### Exercise details
Reproduce all of the records exactly.

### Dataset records
[start]

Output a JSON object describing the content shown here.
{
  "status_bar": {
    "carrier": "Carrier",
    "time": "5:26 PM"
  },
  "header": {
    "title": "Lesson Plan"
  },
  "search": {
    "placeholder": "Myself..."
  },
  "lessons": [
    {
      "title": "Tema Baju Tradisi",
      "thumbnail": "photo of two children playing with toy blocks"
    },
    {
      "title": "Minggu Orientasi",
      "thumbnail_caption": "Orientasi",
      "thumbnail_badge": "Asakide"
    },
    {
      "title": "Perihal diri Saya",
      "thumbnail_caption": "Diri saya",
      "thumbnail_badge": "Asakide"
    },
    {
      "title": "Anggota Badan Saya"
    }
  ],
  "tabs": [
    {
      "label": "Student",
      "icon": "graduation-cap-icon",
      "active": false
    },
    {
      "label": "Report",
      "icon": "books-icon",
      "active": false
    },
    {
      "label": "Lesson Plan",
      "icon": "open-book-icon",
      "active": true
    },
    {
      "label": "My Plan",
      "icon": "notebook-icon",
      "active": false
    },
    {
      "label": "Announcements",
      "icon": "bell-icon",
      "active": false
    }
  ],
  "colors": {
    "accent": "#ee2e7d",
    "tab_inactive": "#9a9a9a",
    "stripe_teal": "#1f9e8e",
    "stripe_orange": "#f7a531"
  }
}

[end]

### Exercise result
Output a JSON object describing the content shown here.
{
  "status_bar": {
    "carrier": "Carrier",
    "time": "5:26 PM"
  },
  "header": {
    "title": "Lesson Plan"
  },
  "search": {
    "placeholder": "Myself..."
  },
  "lessons": [
    {
      "title": "Tema Baju Tradisi",
      "thumbnail": "photo of two children playing with toy blocks"
    },
    {
      "title": "Minggu Orientasi",
      "thumbnail_caption": "Orientasi",
      "thumbnail_badge": "Asakide"
    },
    {
      "title": "Perihal diri Saya",
      "thumbnail_caption": "Diri saya",
      "thumbnail_badge": "Asakide"
    },
    {
      "title": "Anggota Badan Saya"
    }
  ],
  "tabs": [
    {
      "label": "Student",
      "icon": "graduation-cap-icon",
      "active": false
    },
    {
      "label": "Report",
      "icon": "books-icon",
      "active": false
    },
    {
      "label": "Lesson Plan",
      "icon": "open-book-icon",
      "active": true
    },
    {
      "label": "My Plan",
      "icon": "notebook-icon",
      "active": false
    },
    {
      "label": "Announcements",
      "icon": "bell-icon",
      "active": false
    }
  ],
  "colors": {
    "accent": "#ee2e7d",
    "tab_inactive": "#9a9a9a",
    "stripe_teal": "#1f9e8e",
    "stripe_orange": "#f7a531"
  }
}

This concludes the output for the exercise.